» **Problem requirements**
Output all of the records exactly as written.
----- Data for processing
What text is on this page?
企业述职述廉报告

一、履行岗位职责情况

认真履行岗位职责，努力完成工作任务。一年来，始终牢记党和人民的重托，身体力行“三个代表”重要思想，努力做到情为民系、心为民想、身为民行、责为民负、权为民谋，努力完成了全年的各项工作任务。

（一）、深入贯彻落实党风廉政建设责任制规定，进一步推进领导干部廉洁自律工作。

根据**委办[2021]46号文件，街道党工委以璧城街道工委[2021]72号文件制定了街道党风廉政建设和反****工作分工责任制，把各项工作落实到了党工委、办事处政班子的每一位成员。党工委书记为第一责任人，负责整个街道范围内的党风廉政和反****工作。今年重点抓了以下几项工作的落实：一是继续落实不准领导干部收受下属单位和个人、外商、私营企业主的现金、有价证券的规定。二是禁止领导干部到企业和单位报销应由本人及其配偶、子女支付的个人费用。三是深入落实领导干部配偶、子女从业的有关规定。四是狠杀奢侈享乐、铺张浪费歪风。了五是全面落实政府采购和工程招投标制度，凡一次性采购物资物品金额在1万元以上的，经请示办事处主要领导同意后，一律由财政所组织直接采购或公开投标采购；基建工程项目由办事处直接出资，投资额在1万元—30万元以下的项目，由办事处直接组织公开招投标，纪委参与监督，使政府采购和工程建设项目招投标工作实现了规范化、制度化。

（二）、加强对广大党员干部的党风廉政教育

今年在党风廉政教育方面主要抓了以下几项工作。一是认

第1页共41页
----------
» **Task output**
What text is on this page?
企业述职述廉报告

一、履行岗位职责情况

认真履行岗位职责，努力完成工作任务。一年来，始终牢记党和人民的重托，身体力行“三个代表”重要思想，努力做到情为民系、心为民想、身为民行、责为民负、权为民谋，努力完成了全年的各项工作任务。

（一）、深入贯彻落实党风廉政建设责任制规定，进一步推进领导干部廉洁自律工作。

根据**委办[2021]46号文件，街道党工委以璧城街道工委[2021]72号文件制定了街道党风廉政建设和反****工作分工责任制，把各项工作落实到了党工委、办事处政班子的每一位成员。党工委书记为第一责任人，负责整个街道范围内的党风廉政和反****工作。今年重点抓了以下几项工作的落实：一是继续落实不准领导干部收受下属单位和个人、外商、私营企业主的现金、有价证券的规定。二是禁止领导干部到企业和单位报销应由本人及其配偶、子女支付的个人费用。三是深入落实领导干部配偶、子女从业的有关规定。四是狠杀奢侈享乐、铺张浪费歪风。了五是全面落实政府采购和工程招投标制度，凡一次性采购物资物品金额在1万元以上的，经请示办事处主要领导同意后，一律由财政所组织直接采购或公开投标采购；基建工程项目由办事处直接出资，投资额在1万元—30万元以下的项目，由办事处直接组织公开招投标，纪委参与监督，使政府采购和工程建设项目招投标工作实现了规范化、制度化。

（二）、加强对广大党员干部的党风廉政教育

今年在党风廉政教育方面主要抓了以下几项工作。一是认

第1页共41页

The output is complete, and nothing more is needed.